> Dataset content:
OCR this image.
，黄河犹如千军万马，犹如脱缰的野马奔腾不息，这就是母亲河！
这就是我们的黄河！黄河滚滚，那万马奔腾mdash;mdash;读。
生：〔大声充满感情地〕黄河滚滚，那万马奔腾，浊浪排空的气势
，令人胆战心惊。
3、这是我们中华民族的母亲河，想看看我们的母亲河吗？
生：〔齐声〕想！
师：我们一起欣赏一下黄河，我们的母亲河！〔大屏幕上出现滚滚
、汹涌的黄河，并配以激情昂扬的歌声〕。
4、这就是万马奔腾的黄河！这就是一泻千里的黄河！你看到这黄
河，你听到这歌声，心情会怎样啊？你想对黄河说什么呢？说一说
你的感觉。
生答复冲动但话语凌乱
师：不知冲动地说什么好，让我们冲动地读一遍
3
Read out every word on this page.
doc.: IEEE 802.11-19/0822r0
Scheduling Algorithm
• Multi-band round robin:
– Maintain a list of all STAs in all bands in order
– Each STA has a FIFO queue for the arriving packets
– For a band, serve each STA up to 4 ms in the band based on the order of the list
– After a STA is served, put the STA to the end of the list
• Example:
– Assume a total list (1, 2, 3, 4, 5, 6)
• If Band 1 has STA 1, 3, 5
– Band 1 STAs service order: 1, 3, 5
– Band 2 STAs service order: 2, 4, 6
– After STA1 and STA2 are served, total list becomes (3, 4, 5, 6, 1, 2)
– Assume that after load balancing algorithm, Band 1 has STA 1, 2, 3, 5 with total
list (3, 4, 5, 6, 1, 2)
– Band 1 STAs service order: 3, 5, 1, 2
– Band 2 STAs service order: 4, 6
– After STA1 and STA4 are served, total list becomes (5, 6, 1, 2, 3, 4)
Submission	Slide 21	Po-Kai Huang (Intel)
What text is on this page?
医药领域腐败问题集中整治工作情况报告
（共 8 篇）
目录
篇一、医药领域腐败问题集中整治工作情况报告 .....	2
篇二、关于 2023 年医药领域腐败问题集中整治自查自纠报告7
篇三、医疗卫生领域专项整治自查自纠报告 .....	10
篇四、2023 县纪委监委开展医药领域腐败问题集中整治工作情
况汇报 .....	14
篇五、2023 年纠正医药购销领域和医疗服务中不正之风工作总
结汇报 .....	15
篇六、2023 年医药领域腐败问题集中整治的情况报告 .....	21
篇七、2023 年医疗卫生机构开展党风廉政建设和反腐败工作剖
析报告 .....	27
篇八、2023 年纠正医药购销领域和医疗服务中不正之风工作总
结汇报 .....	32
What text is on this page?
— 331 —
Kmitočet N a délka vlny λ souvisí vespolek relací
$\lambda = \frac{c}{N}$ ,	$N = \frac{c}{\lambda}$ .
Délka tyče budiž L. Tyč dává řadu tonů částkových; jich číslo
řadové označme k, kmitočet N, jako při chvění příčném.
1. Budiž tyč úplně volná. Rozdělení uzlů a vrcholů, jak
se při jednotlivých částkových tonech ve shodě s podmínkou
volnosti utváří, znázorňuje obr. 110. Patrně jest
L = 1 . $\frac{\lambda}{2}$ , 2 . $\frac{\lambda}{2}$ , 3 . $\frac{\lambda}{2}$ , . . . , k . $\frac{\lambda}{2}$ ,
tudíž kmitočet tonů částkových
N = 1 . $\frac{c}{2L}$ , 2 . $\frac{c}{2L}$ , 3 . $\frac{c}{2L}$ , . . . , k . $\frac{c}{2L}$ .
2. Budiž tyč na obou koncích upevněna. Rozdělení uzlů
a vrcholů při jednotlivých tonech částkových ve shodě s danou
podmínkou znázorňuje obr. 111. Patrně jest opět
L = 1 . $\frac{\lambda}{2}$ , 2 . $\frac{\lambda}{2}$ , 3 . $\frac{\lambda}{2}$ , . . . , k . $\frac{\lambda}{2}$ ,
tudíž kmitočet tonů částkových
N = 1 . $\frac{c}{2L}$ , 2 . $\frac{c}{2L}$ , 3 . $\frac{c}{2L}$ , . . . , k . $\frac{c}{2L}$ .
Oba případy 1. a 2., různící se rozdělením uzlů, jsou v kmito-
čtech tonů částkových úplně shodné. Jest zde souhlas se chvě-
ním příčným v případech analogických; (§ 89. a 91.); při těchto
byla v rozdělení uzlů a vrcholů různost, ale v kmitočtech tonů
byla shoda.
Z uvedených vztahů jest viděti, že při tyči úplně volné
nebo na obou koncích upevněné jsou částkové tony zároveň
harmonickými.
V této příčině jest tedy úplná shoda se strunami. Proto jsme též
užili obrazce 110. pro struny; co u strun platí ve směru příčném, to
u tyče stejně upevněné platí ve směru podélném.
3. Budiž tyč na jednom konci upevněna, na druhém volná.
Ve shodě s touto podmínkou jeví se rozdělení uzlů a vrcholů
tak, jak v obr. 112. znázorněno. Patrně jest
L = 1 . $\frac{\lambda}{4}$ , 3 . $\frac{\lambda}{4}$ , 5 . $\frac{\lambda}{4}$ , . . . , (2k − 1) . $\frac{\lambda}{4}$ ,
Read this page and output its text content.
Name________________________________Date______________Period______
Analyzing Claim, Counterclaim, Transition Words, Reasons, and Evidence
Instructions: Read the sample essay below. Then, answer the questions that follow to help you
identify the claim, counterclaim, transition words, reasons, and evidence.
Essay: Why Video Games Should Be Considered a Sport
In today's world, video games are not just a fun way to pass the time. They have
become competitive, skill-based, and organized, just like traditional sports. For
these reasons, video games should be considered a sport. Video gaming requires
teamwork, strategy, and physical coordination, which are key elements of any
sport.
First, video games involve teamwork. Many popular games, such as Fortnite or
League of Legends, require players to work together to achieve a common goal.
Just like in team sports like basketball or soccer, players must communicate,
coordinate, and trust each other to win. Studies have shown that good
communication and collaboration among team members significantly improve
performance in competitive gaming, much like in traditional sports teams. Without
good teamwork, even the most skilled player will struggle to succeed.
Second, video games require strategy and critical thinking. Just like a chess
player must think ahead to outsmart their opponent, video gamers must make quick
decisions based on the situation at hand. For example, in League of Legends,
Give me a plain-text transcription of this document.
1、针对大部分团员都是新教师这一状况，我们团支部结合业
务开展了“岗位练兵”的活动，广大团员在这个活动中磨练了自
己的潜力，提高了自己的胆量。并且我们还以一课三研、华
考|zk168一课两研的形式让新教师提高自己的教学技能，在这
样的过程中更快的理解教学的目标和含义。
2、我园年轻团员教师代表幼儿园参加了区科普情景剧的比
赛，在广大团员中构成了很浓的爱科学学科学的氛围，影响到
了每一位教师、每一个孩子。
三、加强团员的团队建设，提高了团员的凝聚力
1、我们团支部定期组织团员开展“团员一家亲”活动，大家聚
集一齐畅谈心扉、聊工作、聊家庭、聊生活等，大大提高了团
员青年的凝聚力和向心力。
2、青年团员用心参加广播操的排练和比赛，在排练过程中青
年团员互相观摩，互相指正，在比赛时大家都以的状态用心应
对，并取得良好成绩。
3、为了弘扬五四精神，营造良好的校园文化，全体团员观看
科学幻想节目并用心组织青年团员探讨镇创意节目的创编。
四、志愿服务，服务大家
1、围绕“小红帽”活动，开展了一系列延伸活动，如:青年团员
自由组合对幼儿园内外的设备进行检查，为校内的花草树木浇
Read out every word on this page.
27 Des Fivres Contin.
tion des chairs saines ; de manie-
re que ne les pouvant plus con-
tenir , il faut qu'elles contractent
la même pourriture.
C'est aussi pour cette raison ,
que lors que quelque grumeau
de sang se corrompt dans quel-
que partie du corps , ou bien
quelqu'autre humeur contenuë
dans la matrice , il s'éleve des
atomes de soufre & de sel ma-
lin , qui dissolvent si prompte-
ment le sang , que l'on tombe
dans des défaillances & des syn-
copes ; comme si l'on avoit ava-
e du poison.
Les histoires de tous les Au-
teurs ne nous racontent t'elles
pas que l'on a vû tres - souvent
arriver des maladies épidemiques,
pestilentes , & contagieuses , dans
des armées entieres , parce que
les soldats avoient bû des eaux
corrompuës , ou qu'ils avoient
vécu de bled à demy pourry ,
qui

> Problem details:
Check each line of the data above for the word "becomes", then state how many lines have it. Give the number alone.

> Response for this exercise:
2